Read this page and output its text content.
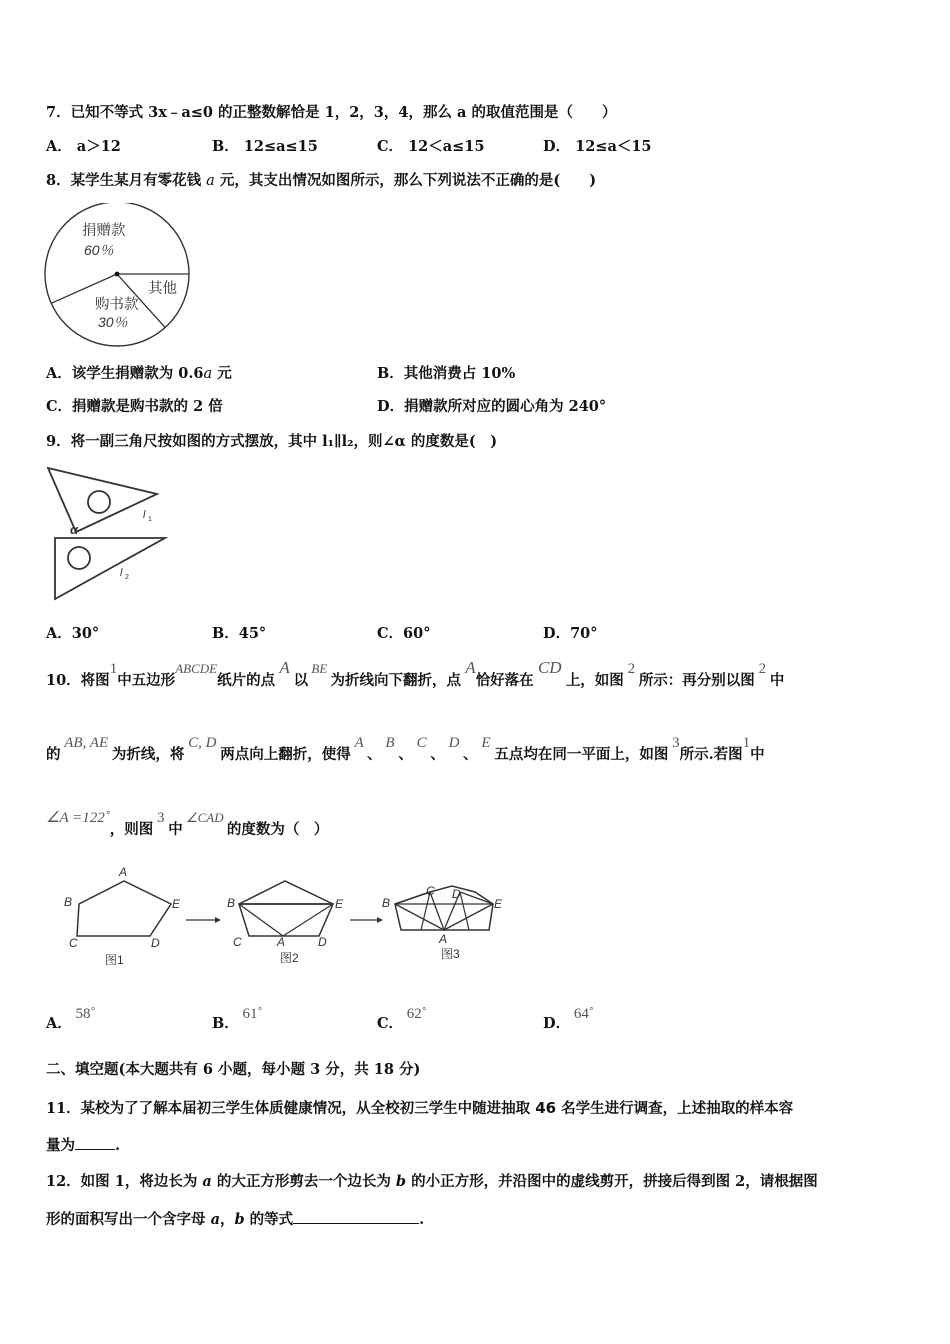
7．已知不等式 3x﹣a≤0 的正整数解恰是 1，2，3，4，那么 a 的取值范围是（　　）
A． a＞12	B． 12≤a≤15	C． 12＜a≤15	D． 12≤a＜15
8．某学生某月有零花钱 a 元，其支出情况如图所示，那么下列说法不正确的是(　　)
捐赠款
60％
购书款
30％
其他
A．该学生捐赠款为 0.6a 元	B．其他消费占 10%
C．捐赠款是购书款的 2 倍	D．捐赠款所对应的圆心角为 240°
9．将一副三角尺按如图的方式摆放，其中 l₁∥l₂，则∠α 的度数是(　)
α
l 1
l 2
A．30°	B．45°	C．60°	D．70°
10．将图1中五边形ABCDE纸片的点 A 以 BE 为折线向下翻折，点 A恰好落在 CD 上，如图 2 所示：再分别以图 2 中
的 AB, AE 为折线，将 C, D 两点向上翻折，使得 A 、 B 、 C 、 D 、 E 五点均在同一平面上，如图 3所示.若图1中
∠A =122˚，则图 3 中 ∠CAD 的度数为（　）
A
B
C	D
E
图1
B	E
C	A	D
图2
B	E
C D
A
图3
A． 58˚
B． 61˚
C． 62˚
D． 64˚
二、填空题(本大题共有 6 小题，每小题 3 分，共 18 分)
11．某校为了了解本届初三学生体质健康情况，从全校初三学生中随进抽取 46 名学生进行调查，上述抽取的样本容
量为	.
12．如图 1，将边长为 a 的大正方形剪去一个边长为 b 的小正方形，并沿图中的虚线剪开，拼接后得到图 2，请根据图
形的面积写出一个含字母 a，b 的等式	.
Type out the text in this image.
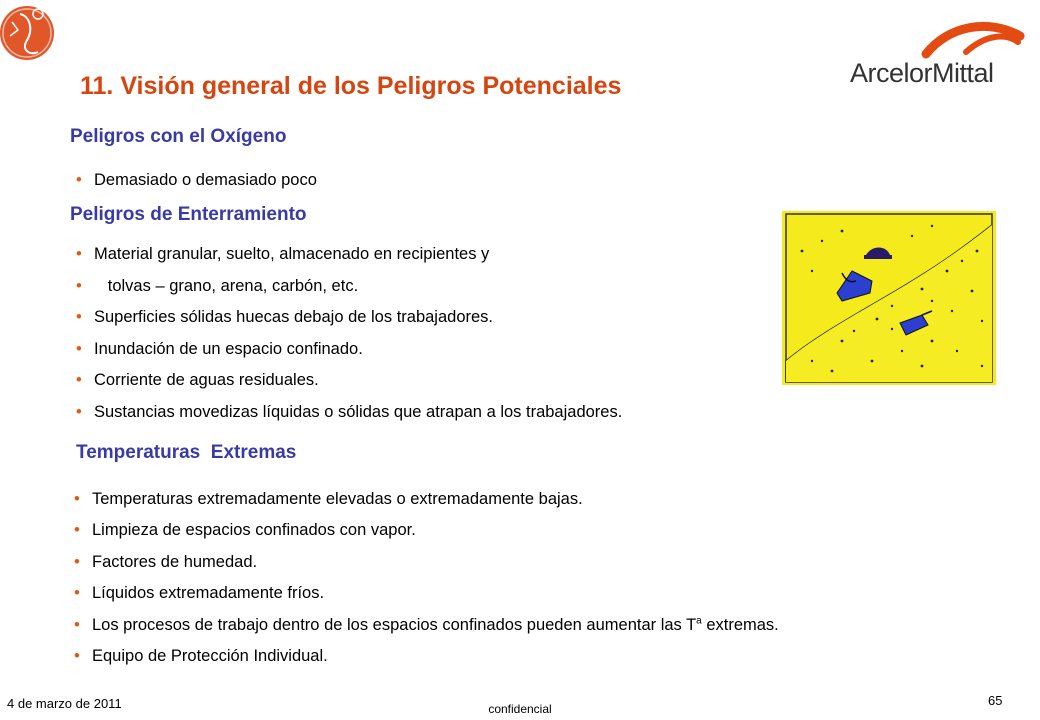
ArcelorMittal
11. Visión general de los Peligros Potenciales
Peligros con el Oxígeno
• Demasiado o demasiado poco
Peligros de Enterramiento
• Material granular, suelto, almacenado en recipientes y
• tolvas – grano, arena, carbón, etc.
• Superficies sólidas huecas debajo de los trabajadores.
• Inundación de un espacio confinado.
• Corriente de aguas residuales.
• Sustancias movedizas líquidas o sólidas que atrapan a los trabajadores.
Temperaturas  Extremas
• Temperaturas extremadamente elevadas o extremadamente bajas.
• Limpieza de espacios confinados con vapor.
• Factores de humedad.
• Líquidos extremadamente fríos.
• Los procesos de trabajo dentro de los espacios confinados pueden aumentar las $T^a$ extremas.
• Equipo de Protección Individual.
4 de marzo de 2011	confidencial
65
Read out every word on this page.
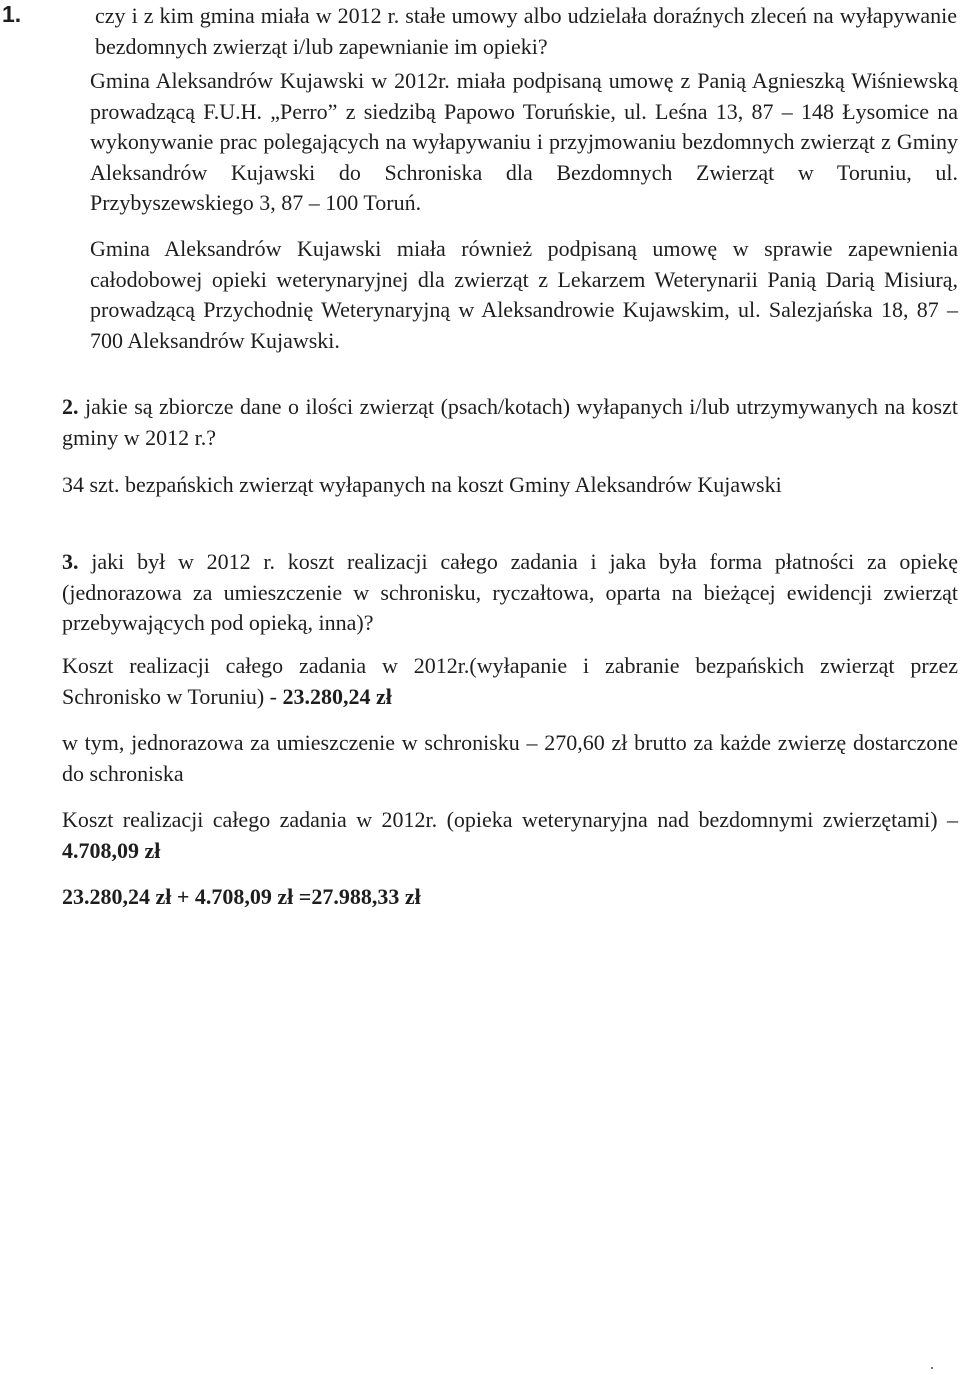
1.	czy i z kim gmina miała w 2012 r. stałe umowy albo udzielała doraźnych zleceń na wyłapywanie bezdomnych zwierząt i/lub zapewnianie im opieki?
Gmina Aleksandrów Kujawski w 2012r. miała podpisaną umowę z Panią Agnieszką Wiśniewską prowadzącą F.U.H. „Perro” z siedzibą Papowo Toruńskie, ul. Leśna 13, 87 – 148 Łysomice na wykonywanie prac polegających na wyłapywaniu i przyjmowaniu bezdomnych zwierząt z Gminy Aleksandrów Kujawski do Schroniska dla Bezdomnych Zwierząt w Toruniu, ul. Przybyszewskiego 3, 87 – 100 Toruń.
Gmina Aleksandrów Kujawski miała również podpisaną umowę w sprawie zapewnienia całodobowej opieki weterynaryjnej dla zwierząt z Lekarzem Weterynarii Panią Darią Misiurą, prowadzącą Przychodnię Weterynaryjną w Aleksandrowie Kujawskim, ul. Salezjańska 18, 87 – 700 Aleksandrów Kujawski.
2. jakie są zbiorcze dane o ilości zwierząt (psach/kotach) wyłapanych i/lub utrzymywanych na koszt gminy w 2012 r.?
34 szt. bezpańskich zwierząt wyłapanych na koszt Gminy Aleksandrów Kujawski
3. jaki był w 2012 r. koszt realizacji całego zadania i jaka była forma płatności za opiekę (jednorazowa za umieszczenie w schronisku, ryczałtowa, oparta na bieżącej ewidencji zwierząt przebywających pod opieką, inna)?
Koszt realizacji całego zadania w 2012r.(wyłapanie i zabranie bezpańskich zwierząt przez Schronisko w Toruniu) - 23.280,24 zł
w tym, jednorazowa za umieszczenie w schronisku – 270,60 zł brutto za każde zwierzę dostarczone do schroniska
Koszt realizacji całego zadania w 2012r. (opieka weterynaryjna nad bezdomnymi zwierzętami) – 4.708,09 zł
23.280,24 zł + 4.708,09 zł =27.988,33 zł
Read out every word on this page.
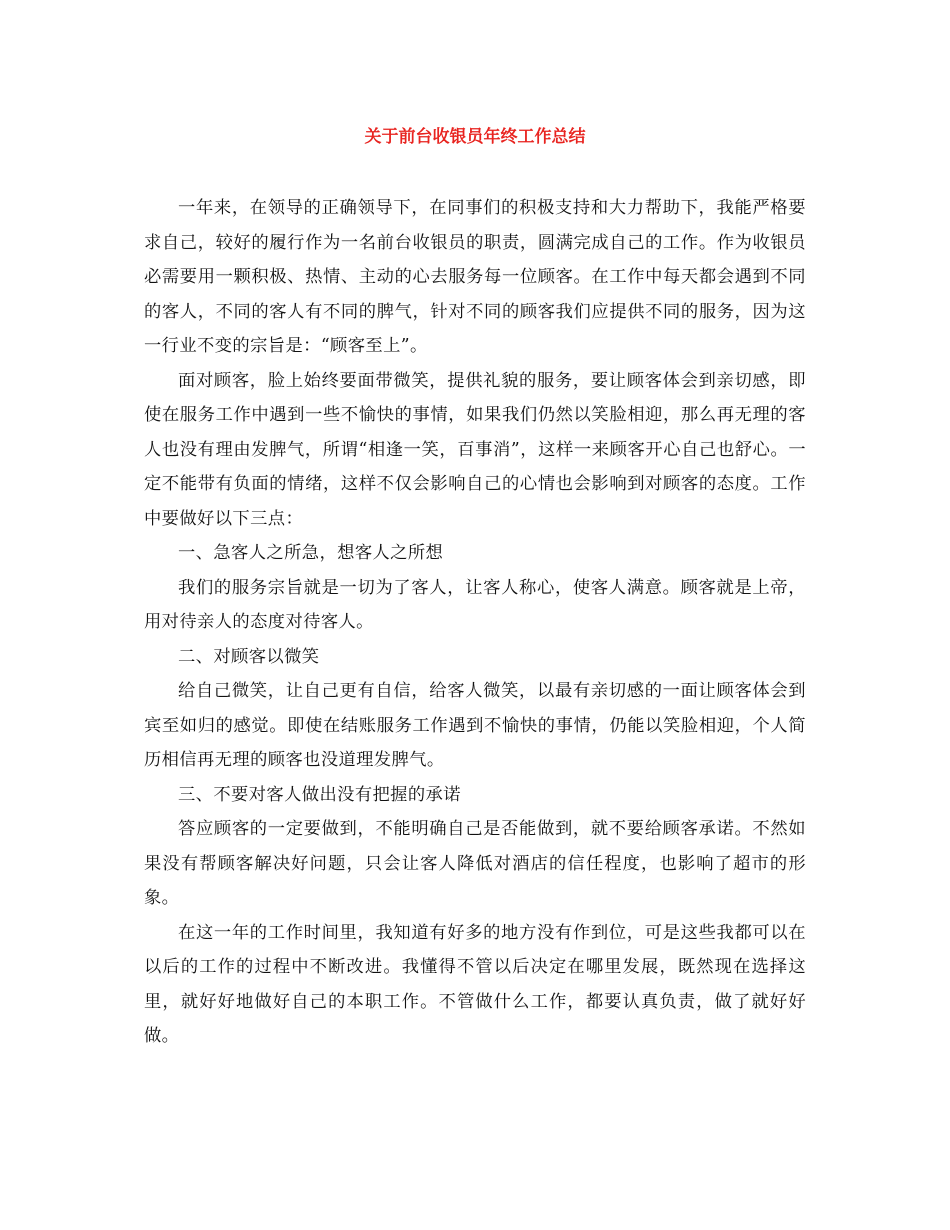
关于前台收银员年终工作总结

一年来，在领导的正确领导下，在同事们的积极支持和大力帮助下，我能严格要求自己，较好的履行作为一名前台收银员的职责，圆满完成自己的工作。作为收银员必需要用一颗积极、热情、主动的心去服务每一位顾客。在工作中每天都会遇到不同的客人，不同的客人有不同的脾气，针对不同的顾客我们应提供不同的服务，因为这一行业不变的宗旨是：“顾客至上”。

面对顾客，脸上始终要面带微笑，提供礼貌的服务，要让顾客体会到亲切感，即使在服务工作中遇到一些不愉快的事情，如果我们仍然以笑脸相迎，那么再无理的客人也没有理由发脾气，所谓“相逢一笑，百事消”，这样一来顾客开心自己也舒心。一定不能带有负面的情绪，这样不仅会影响自己的心情也会影响到对顾客的态度。工作中要做好以下三点：

一、急客人之所急，想客人之所想

我们的服务宗旨就是一切为了客人，让客人称心，使客人满意。顾客就是上帝，用对待亲人的态度对待客人。

二、对顾客以微笑

给自己微笑，让自己更有自信，给客人微笑，以最有亲切感的一面让顾客体会到宾至如归的感觉。即使在结账服务工作遇到不愉快的事情，仍能以笑脸相迎，个人简历相信再无理的顾客也没道理发脾气。

三、不要对客人做出没有把握的承诺

答应顾客的一定要做到，不能明确自己是否能做到，就不要给顾客承诺。不然如果没有帮顾客解决好问题，只会让客人降低对酒店的信任程度，也影响了超市的形象。

在这一年的工作时间里，我知道有好多的地方没有作到位，可是这些我都可以在以后的工作的过程中不断改进。我懂得不管以后决定在哪里发展，既然现在选择这里，就好好地做好自己的本职工作。不管做什么工作，都要认真负责，做了就好好做。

==*==

• **Exercise**: Copy out each line word for word, please, skipping the images.

• **Answer to the problem**:
Read this page and output its text content.
7．已知不等式 3x﹣a≤0 的正整数解恰是 1，2，3，4，那么 a 的取值范围是（　　）
A． a＞12	B． 12≤a≤15	C． 12＜a≤15	D． 12≤a＜15
8．某学生某月有零花钱 a 元，其支出情况如图所示，那么下列说法不正确的是(　　)
捐赠款
60％
购书款
30％
其他
A．该学生捐赠款为 0.6a 元	B．其他消费占 10%
C．捐赠款是购书款的 2 倍	D．捐赠款所对应的圆心角为 240°
9．将一副三角尺按如图的方式摆放，其中 l₁∥l₂，则∠α 的度数是(　)
α
l 1
l 2
A．30°	B．45°	C．60°	D．70°
10．将图1中五边形ABCDE纸片的点 A 以 BE 为折线向下翻折，点 A恰好落在 CD 上，如图 2 所示：再分别以图 2 中
的 AB, AE 为折线，将 C, D 两点向上翻折，使得 A 、 B 、 C 、 D 、 E 五点均在同一平面上，如图 3所示.若图1中
∠A =122˚，则图 3 中 ∠CAD 的度数为（　）
A
B
C	D
E
图1
B	E
C	A	D
图2
B	E
C D
A
图3
A． 58˚
B． 61˚
C． 62˚
D． 64˚
二、填空题(本大题共有 6 小题，每小题 3 分，共 18 分)
11．某校为了了解本届初三学生体质健康情况，从全校初三学生中随进抽取 46 名学生进行调查，上述抽取的样本容
量为	.
12．如图 1，将边长为 a 的大正方形剪去一个边长为 b 的小正方形，并沿图中的虚线剪开，拼接后得到图 2，请根据图
形的面积写出一个含字母 a，b 的等式	.
Type out the text in this image.
ArcelorMittal
11. Visión general de los Peligros Potenciales
Peligros con el Oxígeno
• Demasiado o demasiado poco
Peligros de Enterramiento
• Material granular, suelto, almacenado en recipientes y
• tolvas – grano, arena, carbón, etc.
• Superficies sólidas huecas debajo de los trabajadores.
• Inundación de un espacio confinado.
• Corriente de aguas residuales.
• Sustancias movedizas líquidas o sólidas que atrapan a los trabajadores.
Temperaturas  Extremas
• Temperaturas extremadamente elevadas o extremadamente bajas.
• Limpieza de espacios confinados con vapor.
• Factores de humedad.
• Líquidos extremadamente fríos.
• Los procesos de trabajo dentro de los espacios confinados pueden aumentar las $T^a$ extremas.
• Equipo de Protección Individual.
4 de marzo de 2011	confidencial
65
Read out every word on this page.
1.	czy i z kim gmina miała w 2012 r. stałe umowy albo udzielała doraźnych zleceń na wyłapywanie bezdomnych zwierząt i/lub zapewnianie im opieki?
Gmina Aleksandrów Kujawski w 2012r. miała podpisaną umowę z Panią Agnieszką Wiśniewską prowadzącą F.U.H. „Perro” z siedzibą Papowo Toruńskie, ul. Leśna 13, 87 – 148 Łysomice na wykonywanie prac polegających na wyłapywaniu i przyjmowaniu bezdomnych zwierząt z Gminy Aleksandrów Kujawski do Schroniska dla Bezdomnych Zwierząt w Toruniu, ul. Przybyszewskiego 3, 87 – 100 Toruń.
Gmina Aleksandrów Kujawski miała również podpisaną umowę w sprawie zapewnienia całodobowej opieki weterynaryjnej dla zwierząt z Lekarzem Weterynarii Panią Darią Misiurą, prowadzącą Przychodnię Weterynaryjną w Aleksandrowie Kujawskim, ul. Salezjańska 18, 87 – 700 Aleksandrów Kujawski.
2. jakie są zbiorcze dane o ilości zwierząt (psach/kotach) wyłapanych i/lub utrzymywanych na koszt gminy w 2012 r.?
34 szt. bezpańskich zwierząt wyłapanych na koszt Gminy Aleksandrów Kujawski
3. jaki był w 2012 r. koszt realizacji całego zadania i jaka była forma płatności za opiekę (jednorazowa za umieszczenie w schronisku, ryczałtowa, oparta na bieżącej ewidencji zwierząt przebywających pod opieką, inna)?
Koszt realizacji całego zadania w 2012r.(wyłapanie i zabranie bezpańskich zwierząt przez Schronisko w Toruniu) - 23.280,24 zł
w tym, jednorazowa za umieszczenie w schronisku – 270,60 zł brutto za każde zwierzę dostarczone do schroniska
Koszt realizacji całego zadania w 2012r. (opieka weterynaryjna nad bezdomnymi zwierzętami) – 4.708,09 zł
23.280,24 zł + 4.708,09 zł =27.988,33 zł
Read out every word on this page.
关于前台收银员年终工作总结

一年来，在领导的正确领导下，在同事们的积极支持和大力帮助下，我能严格要求自己，较好的履行作为一名前台收银员的职责，圆满完成自己的工作。作为收银员必需要用一颗积极、热情、主动的心去服务每一位顾客。在工作中每天都会遇到不同的客人，不同的客人有不同的脾气，针对不同的顾客我们应提供不同的服务，因为这一行业不变的宗旨是：“顾客至上”。

面对顾客，脸上始终要面带微笑，提供礼貌的服务，要让顾客体会到亲切感，即使在服务工作中遇到一些不愉快的事情，如果我们仍然以笑脸相迎，那么再无理的客人也没有理由发脾气，所谓“相逢一笑，百事消”，这样一来顾客开心自己也舒心。一定不能带有负面的情绪，这样不仅会影响自己的心情也会影响到对顾客的态度。工作中要做好以下三点：

一、急客人之所急，想客人之所想

我们的服务宗旨就是一切为了客人，让客人称心，使客人满意。顾客就是上帝，用对待亲人的态度对待客人。

二、对顾客以微笑

给自己微笑，让自己更有自信，给客人微笑，以最有亲切感的一面让顾客体会到宾至如归的感觉。即使在结账服务工作遇到不愉快的事情，仍能以笑脸相迎，个人简历相信再无理的顾客也没道理发脾气。

三、不要对客人做出没有把握的承诺

答应顾客的一定要做到，不能明确自己是否能做到，就不要给顾客承诺。不然如果没有帮顾客解决好问题，只会让客人降低对酒店的信任程度，也影响了超市的形象。

在这一年的工作时间里，我知道有好多的地方没有作到位，可是这些我都可以在以后的工作的过程中不断改进。我懂得不管以后决定在哪里发展，既然现在选择这里，就好好地做好自己的本职工作。不管做什么工作，都要认真负责，做了就好好做。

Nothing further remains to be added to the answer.